THE REQUEST:
Without the pictures, give the entries below again exactly as written.

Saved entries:

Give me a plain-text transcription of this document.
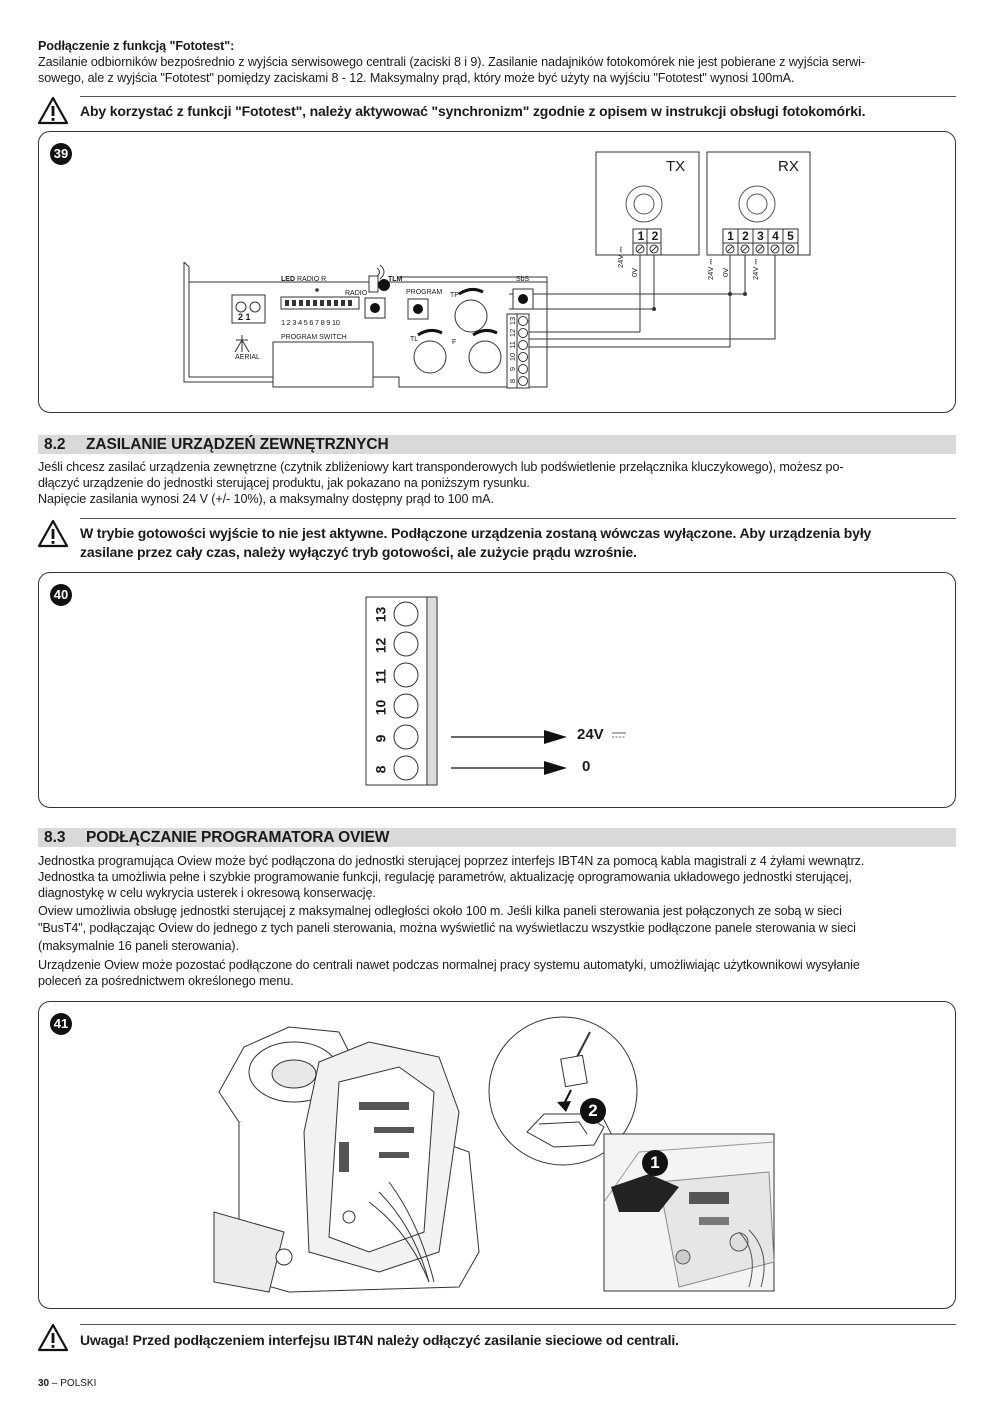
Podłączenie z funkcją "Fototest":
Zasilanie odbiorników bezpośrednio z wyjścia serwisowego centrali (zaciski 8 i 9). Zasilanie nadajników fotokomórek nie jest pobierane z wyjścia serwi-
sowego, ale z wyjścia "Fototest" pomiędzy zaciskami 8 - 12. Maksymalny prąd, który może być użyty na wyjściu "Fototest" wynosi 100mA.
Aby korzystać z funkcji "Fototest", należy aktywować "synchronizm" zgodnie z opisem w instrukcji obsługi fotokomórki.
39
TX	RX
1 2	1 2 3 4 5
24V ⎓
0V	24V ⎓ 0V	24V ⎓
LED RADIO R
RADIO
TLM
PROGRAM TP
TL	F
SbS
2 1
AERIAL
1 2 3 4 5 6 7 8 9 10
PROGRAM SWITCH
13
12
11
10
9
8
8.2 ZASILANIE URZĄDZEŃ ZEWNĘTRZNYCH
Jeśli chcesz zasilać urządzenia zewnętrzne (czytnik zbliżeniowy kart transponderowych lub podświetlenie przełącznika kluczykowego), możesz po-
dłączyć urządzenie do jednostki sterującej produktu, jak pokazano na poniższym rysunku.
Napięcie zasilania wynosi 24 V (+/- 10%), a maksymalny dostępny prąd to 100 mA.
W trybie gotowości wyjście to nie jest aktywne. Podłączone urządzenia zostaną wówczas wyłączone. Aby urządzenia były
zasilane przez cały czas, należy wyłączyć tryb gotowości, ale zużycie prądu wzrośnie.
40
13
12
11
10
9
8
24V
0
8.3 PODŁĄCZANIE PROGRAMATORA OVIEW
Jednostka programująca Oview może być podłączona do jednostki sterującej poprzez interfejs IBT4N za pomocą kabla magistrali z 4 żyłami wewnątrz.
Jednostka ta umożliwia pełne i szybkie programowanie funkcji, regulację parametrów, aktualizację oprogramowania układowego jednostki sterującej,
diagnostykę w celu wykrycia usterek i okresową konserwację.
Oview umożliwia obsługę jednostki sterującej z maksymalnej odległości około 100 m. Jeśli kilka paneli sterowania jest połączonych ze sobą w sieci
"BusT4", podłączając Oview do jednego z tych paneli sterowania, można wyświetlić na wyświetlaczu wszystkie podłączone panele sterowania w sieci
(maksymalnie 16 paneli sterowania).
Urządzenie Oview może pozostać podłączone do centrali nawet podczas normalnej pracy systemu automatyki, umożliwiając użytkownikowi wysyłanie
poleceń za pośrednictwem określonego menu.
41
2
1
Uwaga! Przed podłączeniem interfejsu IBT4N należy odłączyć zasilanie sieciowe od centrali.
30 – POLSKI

ANSWER TO THE PROBLEM:
Give me a plain-text transcription of this document.
Podłączenie z funkcją "Fototest":
Zasilanie odbiorników bezpośrednio z wyjścia serwisowego centrali (zaciski 8 i 9). Zasilanie nadajników fotokomórek nie jest pobierane z wyjścia serwi-
sowego, ale z wyjścia "Fototest" pomiędzy zaciskami 8 - 12. Maksymalny prąd, który może być użyty na wyjściu "Fototest" wynosi 100mA.
Aby korzystać z funkcji "Fototest", należy aktywować "synchronizm" zgodnie z opisem w instrukcji obsługi fotokomórki.
39
TX	RX
1 2	1 2 3 4 5
24V ⎓
0V	24V ⎓ 0V	24V ⎓
LED RADIO R
RADIO
TLM
PROGRAM TP
TL	F
SbS
2 1
AERIAL
1 2 3 4 5 6 7 8 9 10
PROGRAM SWITCH
13
12
11
10
9
8
8.2 ZASILANIE URZĄDZEŃ ZEWNĘTRZNYCH
Jeśli chcesz zasilać urządzenia zewnętrzne (czytnik zbliżeniowy kart transponderowych lub podświetlenie przełącznika kluczykowego), możesz po-
dłączyć urządzenie do jednostki sterującej produktu, jak pokazano na poniższym rysunku.
Napięcie zasilania wynosi 24 V (+/- 10%), a maksymalny dostępny prąd to 100 mA.
W trybie gotowości wyjście to nie jest aktywne. Podłączone urządzenia zostaną wówczas wyłączone. Aby urządzenia były
zasilane przez cały czas, należy wyłączyć tryb gotowości, ale zużycie prądu wzrośnie.
40
13
12
11
10
9
8
24V
0
8.3 PODŁĄCZANIE PROGRAMATORA OVIEW
Jednostka programująca Oview może być podłączona do jednostki sterującej poprzez interfejs IBT4N za pomocą kabla magistrali z 4 żyłami wewnątrz.
Jednostka ta umożliwia pełne i szybkie programowanie funkcji, regulację parametrów, aktualizację oprogramowania układowego jednostki sterującej,
diagnostykę w celu wykrycia usterek i okresową konserwację.
Oview umożliwia obsługę jednostki sterującej z maksymalnej odległości około 100 m. Jeśli kilka paneli sterowania jest połączonych ze sobą w sieci
"BusT4", podłączając Oview do jednego z tych paneli sterowania, można wyświetlić na wyświetlaczu wszystkie podłączone panele sterowania w sieci
(maksymalnie 16 paneli sterowania).
Urządzenie Oview może pozostać podłączone do centrali nawet podczas normalnej pracy systemu automatyki, umożliwiając użytkownikowi wysyłanie
poleceń za pośrednictwem określonego menu.
41
2
1
Uwaga! Przed podłączeniem interfejsu IBT4N należy odłączyć zasilanie sieciowe od centrali.
30 – POLSKI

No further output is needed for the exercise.